_Given request_. Give the number of lines in the data that hold the string "البخاري". Nothing else is needed.

_Provided records_.
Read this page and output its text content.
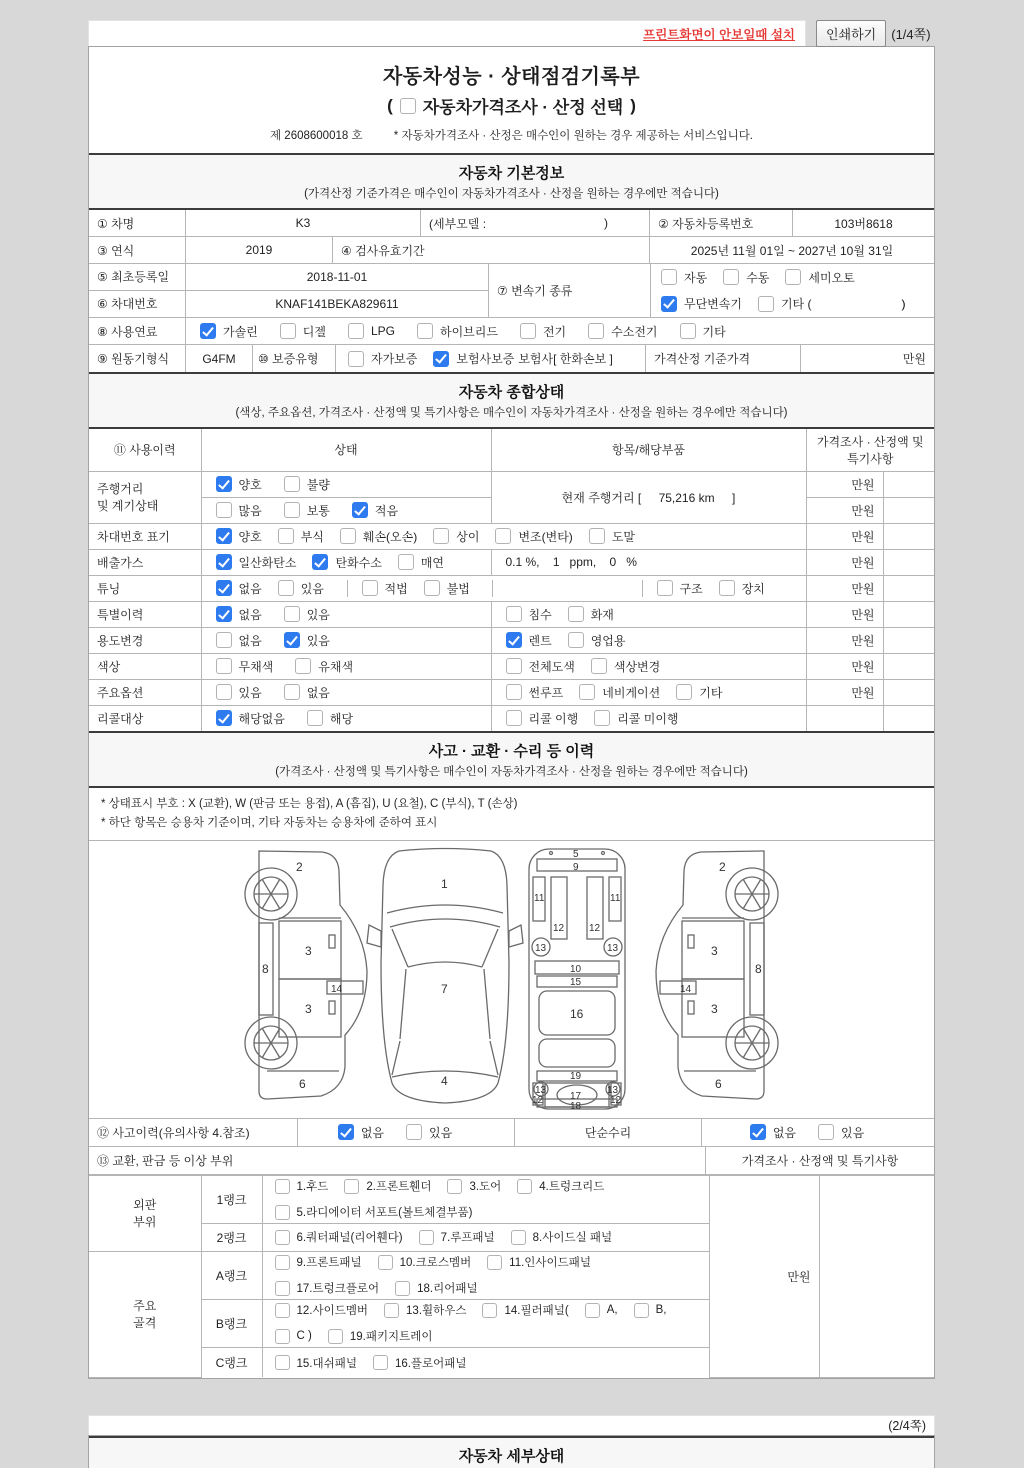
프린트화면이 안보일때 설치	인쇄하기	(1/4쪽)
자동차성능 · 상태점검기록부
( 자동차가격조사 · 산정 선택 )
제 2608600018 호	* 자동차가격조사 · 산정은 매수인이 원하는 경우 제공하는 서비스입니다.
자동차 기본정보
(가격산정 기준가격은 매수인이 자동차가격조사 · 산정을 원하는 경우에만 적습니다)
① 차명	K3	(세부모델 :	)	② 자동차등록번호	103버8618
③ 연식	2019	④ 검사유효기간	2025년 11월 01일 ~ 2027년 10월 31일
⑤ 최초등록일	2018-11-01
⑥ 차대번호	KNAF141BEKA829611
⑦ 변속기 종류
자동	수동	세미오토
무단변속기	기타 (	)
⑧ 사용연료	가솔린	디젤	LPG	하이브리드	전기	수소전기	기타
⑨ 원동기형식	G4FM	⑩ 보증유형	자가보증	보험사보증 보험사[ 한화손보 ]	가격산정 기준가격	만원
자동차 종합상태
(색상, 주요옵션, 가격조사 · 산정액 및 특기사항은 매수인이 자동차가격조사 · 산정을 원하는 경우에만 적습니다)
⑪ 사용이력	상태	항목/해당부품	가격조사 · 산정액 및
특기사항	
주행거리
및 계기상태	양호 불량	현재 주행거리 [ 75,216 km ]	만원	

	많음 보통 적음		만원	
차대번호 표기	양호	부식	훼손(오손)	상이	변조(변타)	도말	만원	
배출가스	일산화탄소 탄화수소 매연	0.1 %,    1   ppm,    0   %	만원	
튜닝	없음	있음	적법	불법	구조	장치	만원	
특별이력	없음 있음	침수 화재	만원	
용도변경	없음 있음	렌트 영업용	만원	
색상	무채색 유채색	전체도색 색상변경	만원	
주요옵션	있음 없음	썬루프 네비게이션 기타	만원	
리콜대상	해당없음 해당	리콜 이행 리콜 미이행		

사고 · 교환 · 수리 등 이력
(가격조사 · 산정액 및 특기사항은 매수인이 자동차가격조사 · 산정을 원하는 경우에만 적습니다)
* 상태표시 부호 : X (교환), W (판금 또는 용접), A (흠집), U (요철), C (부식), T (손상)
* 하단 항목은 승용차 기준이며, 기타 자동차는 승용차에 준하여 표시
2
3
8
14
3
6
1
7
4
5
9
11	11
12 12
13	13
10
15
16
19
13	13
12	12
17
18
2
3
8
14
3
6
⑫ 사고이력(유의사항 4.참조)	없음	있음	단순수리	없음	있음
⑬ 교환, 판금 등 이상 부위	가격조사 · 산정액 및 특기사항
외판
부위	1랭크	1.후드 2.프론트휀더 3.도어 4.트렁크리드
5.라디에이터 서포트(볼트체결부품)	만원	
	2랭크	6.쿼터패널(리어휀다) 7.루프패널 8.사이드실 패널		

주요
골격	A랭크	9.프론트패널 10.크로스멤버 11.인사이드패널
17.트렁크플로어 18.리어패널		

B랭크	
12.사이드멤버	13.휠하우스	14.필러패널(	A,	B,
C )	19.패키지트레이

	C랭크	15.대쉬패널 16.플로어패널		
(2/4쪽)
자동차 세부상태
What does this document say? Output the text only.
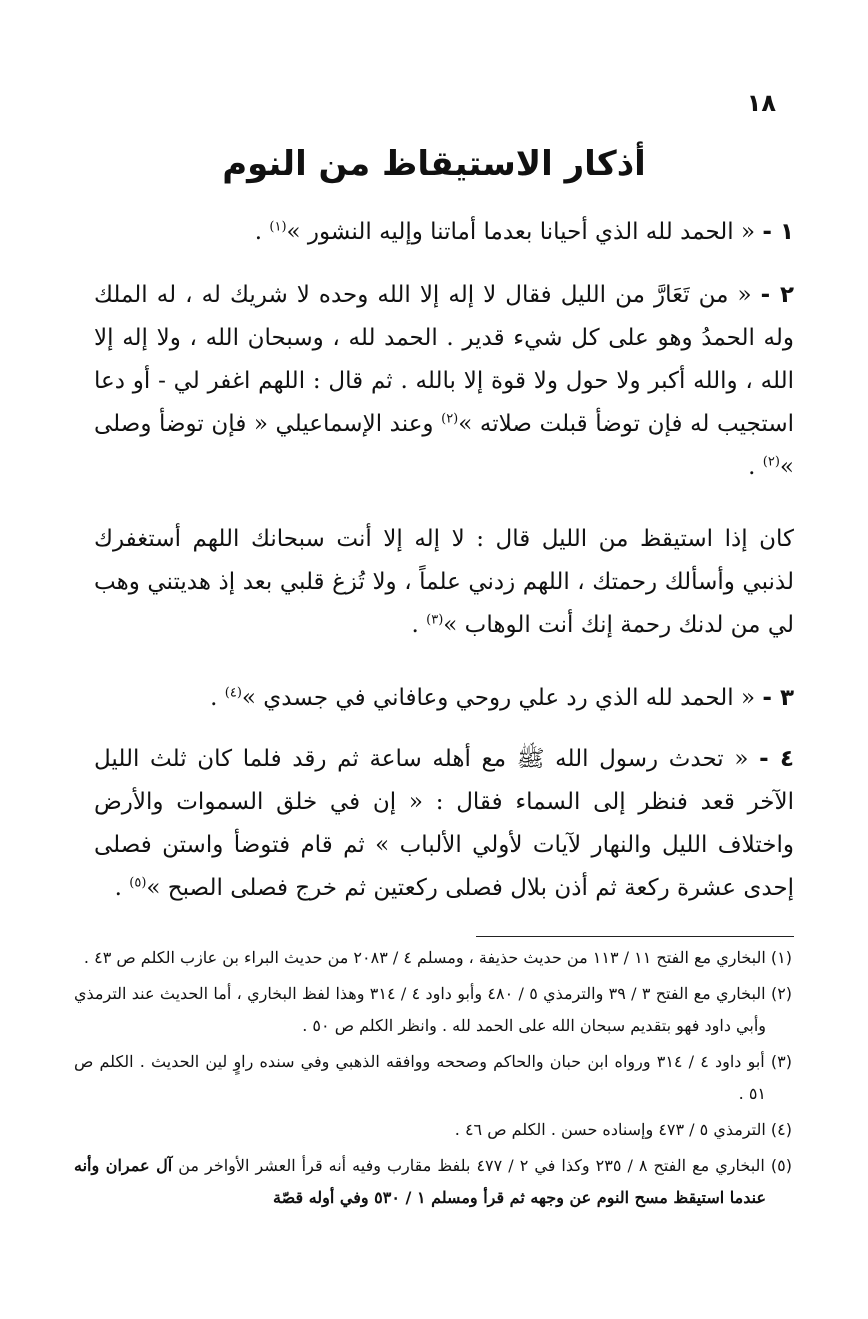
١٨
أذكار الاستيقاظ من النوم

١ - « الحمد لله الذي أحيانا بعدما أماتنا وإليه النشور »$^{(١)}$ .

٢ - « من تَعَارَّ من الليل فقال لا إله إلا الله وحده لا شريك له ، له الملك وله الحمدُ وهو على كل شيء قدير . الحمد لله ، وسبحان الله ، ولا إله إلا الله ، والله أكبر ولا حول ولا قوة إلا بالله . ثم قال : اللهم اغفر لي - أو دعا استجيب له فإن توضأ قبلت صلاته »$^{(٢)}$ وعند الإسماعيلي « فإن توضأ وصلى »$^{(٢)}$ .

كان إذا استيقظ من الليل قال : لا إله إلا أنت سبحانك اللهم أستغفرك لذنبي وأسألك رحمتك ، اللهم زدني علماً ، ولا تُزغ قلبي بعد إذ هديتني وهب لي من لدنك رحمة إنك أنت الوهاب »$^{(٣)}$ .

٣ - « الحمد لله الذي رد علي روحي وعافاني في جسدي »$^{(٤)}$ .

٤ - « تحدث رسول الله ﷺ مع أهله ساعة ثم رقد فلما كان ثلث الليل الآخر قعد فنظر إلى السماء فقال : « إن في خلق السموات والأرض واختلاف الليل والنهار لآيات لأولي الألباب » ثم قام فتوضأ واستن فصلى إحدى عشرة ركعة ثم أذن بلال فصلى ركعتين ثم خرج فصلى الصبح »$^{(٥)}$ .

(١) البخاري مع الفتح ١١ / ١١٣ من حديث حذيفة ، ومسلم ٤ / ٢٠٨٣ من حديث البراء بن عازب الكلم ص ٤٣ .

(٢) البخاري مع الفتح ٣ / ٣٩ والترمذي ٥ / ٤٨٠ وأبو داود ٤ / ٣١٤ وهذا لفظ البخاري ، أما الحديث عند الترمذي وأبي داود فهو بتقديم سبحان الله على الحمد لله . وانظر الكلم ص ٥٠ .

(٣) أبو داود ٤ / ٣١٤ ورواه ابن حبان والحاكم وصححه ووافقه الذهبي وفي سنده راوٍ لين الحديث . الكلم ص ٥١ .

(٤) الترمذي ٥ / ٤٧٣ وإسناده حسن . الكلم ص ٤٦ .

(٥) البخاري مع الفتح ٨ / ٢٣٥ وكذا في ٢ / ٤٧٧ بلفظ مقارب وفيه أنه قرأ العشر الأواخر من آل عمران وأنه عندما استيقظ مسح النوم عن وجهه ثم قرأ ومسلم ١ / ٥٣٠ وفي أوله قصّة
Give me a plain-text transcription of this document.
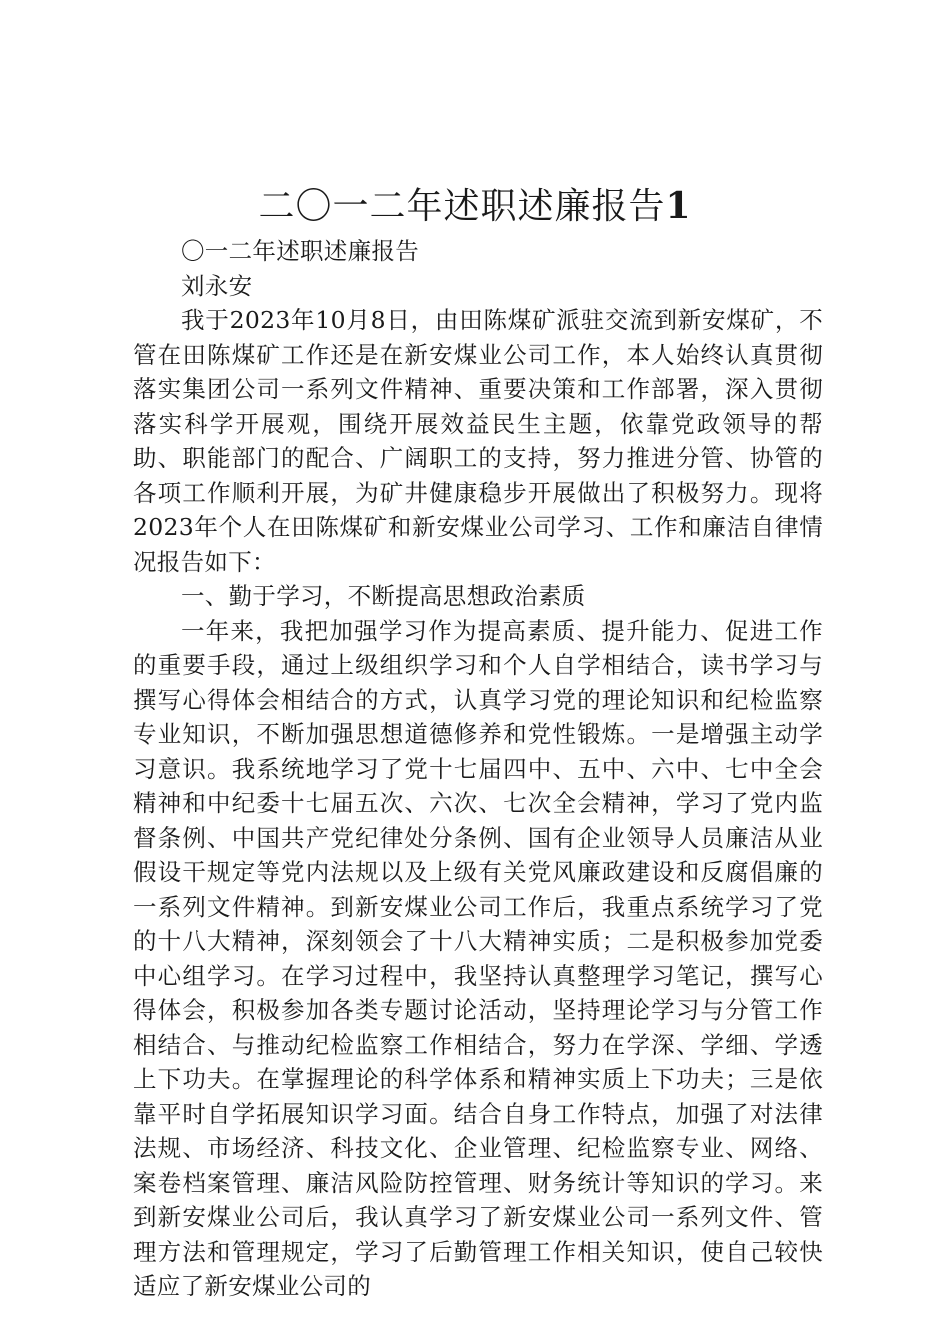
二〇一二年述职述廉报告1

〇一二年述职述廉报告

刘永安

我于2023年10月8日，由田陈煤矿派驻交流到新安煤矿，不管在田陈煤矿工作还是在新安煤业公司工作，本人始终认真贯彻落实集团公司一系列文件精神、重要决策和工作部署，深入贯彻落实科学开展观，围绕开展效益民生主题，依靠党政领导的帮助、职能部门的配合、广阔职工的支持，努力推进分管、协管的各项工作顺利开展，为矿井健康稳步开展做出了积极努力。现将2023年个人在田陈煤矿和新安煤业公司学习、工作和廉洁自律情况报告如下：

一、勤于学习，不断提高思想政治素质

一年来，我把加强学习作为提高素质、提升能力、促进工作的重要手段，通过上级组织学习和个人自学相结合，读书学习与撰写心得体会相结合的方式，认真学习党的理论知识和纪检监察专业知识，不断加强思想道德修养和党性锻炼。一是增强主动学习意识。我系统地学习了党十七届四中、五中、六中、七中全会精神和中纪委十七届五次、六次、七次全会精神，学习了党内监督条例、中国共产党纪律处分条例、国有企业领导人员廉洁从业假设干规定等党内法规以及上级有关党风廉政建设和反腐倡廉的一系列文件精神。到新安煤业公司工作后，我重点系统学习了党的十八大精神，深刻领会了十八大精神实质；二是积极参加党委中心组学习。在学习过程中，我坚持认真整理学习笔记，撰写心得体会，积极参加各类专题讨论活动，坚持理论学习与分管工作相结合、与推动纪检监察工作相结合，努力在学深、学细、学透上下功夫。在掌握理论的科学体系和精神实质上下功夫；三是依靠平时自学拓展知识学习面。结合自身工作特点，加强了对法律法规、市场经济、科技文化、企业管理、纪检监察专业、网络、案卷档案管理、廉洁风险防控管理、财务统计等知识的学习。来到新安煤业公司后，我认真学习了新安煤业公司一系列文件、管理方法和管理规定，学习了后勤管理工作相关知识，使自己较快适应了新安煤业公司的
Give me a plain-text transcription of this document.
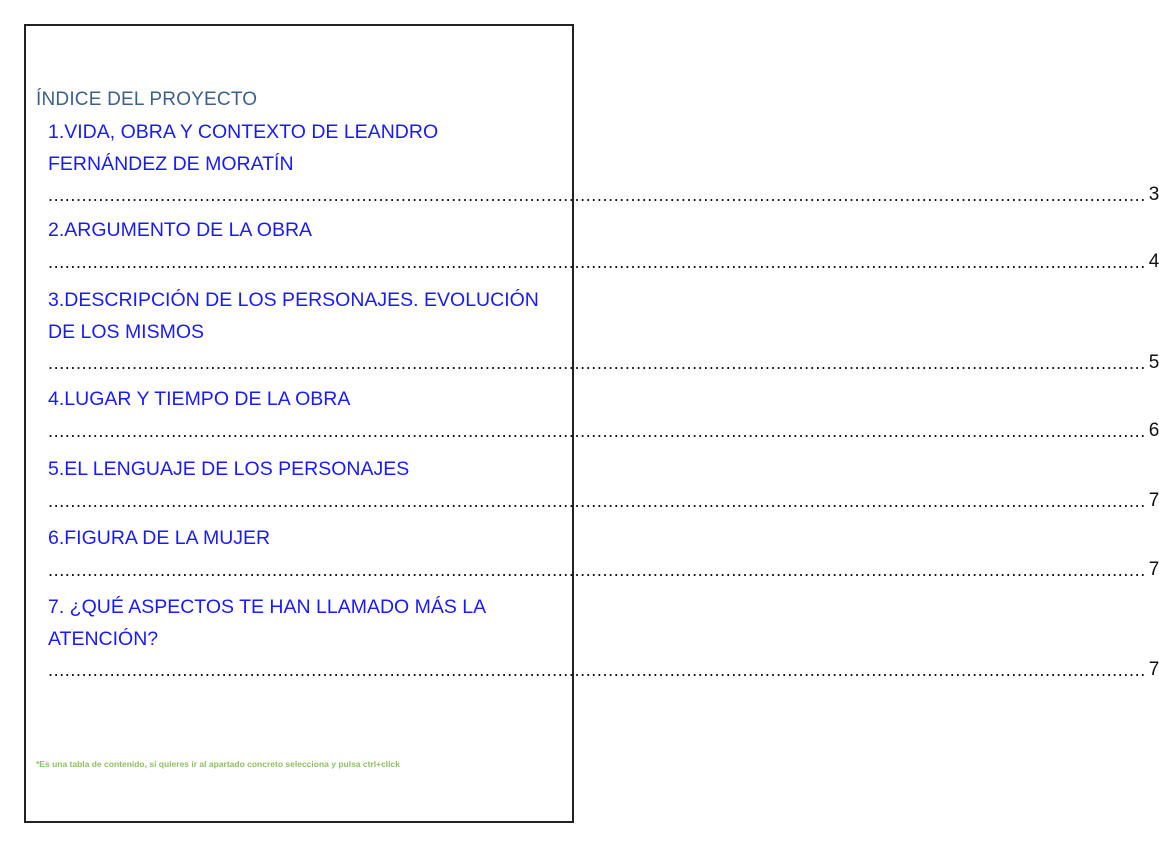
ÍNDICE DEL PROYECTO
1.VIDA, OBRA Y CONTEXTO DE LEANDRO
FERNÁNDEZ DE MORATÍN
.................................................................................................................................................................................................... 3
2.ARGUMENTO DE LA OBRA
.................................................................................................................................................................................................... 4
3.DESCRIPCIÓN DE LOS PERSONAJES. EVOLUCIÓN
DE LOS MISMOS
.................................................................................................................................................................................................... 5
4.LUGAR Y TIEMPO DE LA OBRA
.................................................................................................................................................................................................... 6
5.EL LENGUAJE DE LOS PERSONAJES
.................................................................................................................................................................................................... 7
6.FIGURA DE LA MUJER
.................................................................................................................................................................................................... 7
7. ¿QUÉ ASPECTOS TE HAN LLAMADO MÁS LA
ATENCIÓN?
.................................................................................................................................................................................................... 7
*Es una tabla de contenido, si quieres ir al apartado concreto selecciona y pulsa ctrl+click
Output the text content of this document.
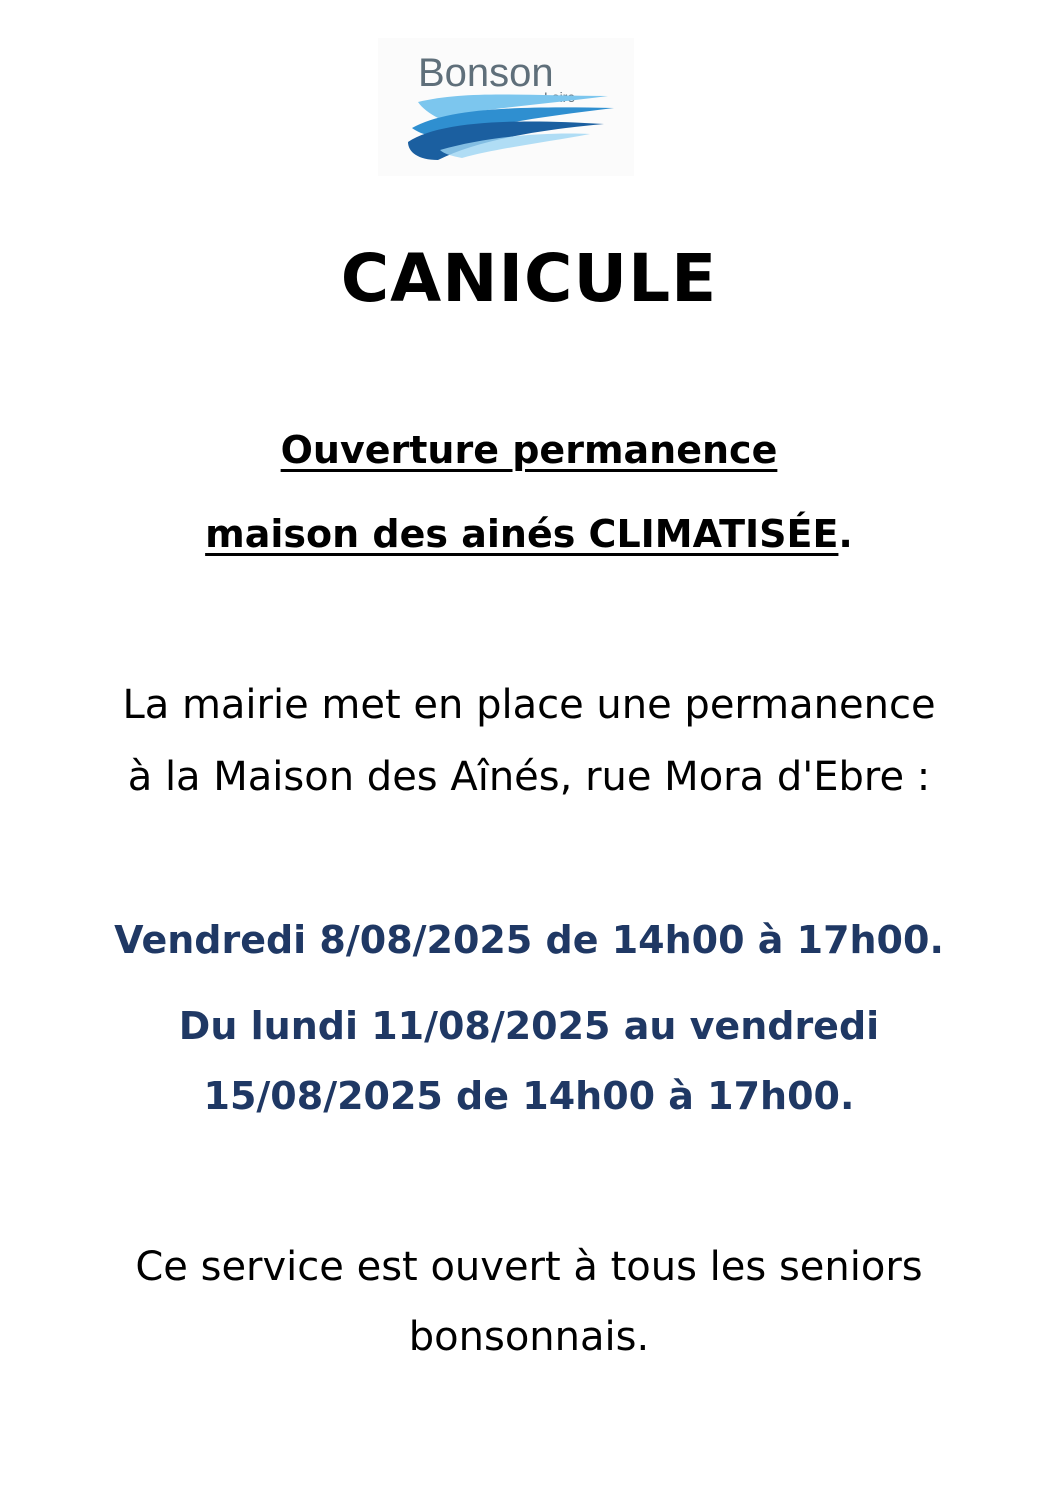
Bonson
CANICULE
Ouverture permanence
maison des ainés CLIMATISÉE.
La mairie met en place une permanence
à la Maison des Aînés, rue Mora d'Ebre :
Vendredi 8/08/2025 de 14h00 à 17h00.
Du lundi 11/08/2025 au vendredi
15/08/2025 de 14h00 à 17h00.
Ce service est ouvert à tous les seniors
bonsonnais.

_Answer_. 3